## Do this
Where a line contains the word "GALAXY", copy that line.

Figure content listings
+ + + + + + +
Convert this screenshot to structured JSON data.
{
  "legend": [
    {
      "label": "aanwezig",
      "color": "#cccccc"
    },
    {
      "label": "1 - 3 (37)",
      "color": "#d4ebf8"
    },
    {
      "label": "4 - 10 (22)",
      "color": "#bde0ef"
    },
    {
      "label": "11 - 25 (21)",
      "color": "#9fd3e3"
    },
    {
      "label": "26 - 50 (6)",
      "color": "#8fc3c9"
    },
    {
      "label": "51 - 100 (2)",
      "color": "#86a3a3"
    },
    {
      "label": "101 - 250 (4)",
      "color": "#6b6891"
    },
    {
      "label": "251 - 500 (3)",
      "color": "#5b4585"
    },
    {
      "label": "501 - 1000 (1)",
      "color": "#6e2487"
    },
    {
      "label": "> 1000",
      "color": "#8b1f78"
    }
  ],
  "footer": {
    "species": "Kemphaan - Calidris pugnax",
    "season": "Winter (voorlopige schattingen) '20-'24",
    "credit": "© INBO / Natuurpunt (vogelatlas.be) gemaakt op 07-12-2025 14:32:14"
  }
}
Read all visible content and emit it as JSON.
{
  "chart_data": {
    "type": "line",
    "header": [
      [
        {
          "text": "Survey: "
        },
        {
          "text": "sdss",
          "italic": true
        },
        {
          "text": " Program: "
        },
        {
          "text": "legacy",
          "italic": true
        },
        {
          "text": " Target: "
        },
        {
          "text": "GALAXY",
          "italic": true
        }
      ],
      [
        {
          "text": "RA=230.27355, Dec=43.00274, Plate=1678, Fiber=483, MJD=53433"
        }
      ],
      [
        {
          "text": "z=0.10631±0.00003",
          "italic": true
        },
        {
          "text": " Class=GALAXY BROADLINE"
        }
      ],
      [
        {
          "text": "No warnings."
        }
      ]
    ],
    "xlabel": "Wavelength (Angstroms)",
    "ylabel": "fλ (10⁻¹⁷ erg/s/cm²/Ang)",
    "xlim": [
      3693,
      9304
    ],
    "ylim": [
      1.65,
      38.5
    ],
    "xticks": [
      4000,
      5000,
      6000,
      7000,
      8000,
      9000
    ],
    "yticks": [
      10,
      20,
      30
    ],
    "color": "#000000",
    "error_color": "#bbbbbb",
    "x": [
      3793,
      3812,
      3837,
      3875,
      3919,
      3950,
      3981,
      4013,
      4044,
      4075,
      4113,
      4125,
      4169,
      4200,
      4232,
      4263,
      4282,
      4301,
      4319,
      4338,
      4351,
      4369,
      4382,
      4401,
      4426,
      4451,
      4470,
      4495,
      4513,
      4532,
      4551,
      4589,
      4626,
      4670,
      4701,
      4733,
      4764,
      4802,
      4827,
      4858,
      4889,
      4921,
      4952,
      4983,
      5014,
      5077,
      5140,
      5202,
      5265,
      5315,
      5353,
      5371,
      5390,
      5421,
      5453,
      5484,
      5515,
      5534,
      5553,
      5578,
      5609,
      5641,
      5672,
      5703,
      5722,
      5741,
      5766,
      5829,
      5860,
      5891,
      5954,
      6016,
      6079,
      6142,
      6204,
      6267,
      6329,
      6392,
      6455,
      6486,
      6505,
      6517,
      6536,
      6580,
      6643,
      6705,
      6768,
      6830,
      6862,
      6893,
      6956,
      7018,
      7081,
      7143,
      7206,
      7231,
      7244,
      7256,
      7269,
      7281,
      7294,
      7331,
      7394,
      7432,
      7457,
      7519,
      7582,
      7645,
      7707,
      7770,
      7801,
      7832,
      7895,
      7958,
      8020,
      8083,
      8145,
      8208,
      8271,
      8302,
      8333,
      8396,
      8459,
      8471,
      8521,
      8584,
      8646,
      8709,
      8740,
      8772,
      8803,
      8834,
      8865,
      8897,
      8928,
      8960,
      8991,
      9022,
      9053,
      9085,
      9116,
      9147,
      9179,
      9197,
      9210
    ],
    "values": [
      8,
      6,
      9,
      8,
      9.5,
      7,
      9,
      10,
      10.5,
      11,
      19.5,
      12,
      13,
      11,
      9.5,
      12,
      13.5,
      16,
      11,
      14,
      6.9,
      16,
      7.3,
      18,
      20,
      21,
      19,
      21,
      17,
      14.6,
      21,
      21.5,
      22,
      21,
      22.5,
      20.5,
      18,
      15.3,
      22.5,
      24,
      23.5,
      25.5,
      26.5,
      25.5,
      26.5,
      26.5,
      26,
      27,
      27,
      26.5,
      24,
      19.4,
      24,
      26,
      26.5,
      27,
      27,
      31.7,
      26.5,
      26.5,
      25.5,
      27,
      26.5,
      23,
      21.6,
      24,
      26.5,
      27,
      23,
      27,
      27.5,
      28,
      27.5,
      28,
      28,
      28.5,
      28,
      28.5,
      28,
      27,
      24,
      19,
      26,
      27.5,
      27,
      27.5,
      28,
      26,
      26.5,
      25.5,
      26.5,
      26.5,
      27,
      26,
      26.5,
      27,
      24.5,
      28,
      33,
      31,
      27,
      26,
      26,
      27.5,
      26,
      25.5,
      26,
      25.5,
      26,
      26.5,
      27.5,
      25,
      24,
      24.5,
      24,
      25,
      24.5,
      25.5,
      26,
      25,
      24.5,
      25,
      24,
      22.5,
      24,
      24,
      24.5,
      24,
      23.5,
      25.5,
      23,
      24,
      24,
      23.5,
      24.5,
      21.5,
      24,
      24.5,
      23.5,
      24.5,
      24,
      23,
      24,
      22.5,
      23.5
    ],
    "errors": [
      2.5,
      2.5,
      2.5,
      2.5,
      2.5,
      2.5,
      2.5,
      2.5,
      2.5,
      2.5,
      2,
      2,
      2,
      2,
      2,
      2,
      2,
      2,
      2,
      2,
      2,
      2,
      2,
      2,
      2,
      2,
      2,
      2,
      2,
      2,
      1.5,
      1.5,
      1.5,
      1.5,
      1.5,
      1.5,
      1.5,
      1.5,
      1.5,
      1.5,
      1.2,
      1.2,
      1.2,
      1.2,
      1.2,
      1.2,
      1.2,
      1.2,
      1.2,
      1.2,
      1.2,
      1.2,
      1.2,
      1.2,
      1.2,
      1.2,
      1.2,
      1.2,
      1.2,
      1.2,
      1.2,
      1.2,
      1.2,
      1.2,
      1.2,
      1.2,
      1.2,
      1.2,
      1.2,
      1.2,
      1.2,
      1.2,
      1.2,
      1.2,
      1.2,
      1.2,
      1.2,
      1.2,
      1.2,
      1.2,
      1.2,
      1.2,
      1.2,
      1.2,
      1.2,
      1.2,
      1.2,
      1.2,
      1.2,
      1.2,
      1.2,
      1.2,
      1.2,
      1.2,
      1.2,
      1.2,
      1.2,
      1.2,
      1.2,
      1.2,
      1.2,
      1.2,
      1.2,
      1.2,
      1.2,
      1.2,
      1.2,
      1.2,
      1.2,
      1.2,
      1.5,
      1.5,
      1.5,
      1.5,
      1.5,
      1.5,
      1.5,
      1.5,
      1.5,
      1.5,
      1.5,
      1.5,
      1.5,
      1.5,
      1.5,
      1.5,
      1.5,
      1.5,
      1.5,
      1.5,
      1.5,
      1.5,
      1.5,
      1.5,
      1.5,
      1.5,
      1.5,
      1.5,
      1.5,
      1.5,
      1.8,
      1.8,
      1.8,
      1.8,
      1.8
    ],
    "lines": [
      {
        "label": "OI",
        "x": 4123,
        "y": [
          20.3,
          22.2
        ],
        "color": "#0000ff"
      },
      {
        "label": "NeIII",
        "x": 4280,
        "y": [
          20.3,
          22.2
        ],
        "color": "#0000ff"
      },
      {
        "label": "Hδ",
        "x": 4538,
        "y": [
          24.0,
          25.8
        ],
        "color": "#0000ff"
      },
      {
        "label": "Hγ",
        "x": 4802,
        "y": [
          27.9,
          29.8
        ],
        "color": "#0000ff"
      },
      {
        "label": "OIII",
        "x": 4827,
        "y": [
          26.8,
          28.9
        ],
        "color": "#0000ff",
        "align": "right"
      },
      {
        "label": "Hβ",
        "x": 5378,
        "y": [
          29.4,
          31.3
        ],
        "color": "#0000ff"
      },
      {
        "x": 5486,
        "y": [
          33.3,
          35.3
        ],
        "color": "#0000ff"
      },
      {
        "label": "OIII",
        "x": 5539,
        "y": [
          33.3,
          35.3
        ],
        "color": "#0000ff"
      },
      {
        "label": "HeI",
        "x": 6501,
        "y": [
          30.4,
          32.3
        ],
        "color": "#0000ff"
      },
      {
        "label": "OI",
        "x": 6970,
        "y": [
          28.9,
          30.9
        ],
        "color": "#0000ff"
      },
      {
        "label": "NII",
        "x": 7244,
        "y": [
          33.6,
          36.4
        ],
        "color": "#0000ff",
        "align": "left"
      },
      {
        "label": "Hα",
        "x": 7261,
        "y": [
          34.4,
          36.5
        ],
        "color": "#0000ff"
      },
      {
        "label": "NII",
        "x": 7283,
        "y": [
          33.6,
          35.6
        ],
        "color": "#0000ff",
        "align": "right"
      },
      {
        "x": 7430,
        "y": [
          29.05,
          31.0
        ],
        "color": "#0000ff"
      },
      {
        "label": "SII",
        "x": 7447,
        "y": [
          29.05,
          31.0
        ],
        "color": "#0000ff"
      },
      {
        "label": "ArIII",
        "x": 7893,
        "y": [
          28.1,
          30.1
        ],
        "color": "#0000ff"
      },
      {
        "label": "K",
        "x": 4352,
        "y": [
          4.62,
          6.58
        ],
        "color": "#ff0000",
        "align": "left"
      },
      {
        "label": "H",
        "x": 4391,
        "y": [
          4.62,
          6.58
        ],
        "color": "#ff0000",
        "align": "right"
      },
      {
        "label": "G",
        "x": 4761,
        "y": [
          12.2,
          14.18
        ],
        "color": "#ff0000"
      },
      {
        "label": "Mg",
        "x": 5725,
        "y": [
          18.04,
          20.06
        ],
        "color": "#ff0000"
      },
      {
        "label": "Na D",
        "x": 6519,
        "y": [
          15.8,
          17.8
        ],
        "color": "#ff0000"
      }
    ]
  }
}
+ + + + + + +
## Written reply
          "text": "GALAXY",
          "text": " Class=GALAXY BROADLINE"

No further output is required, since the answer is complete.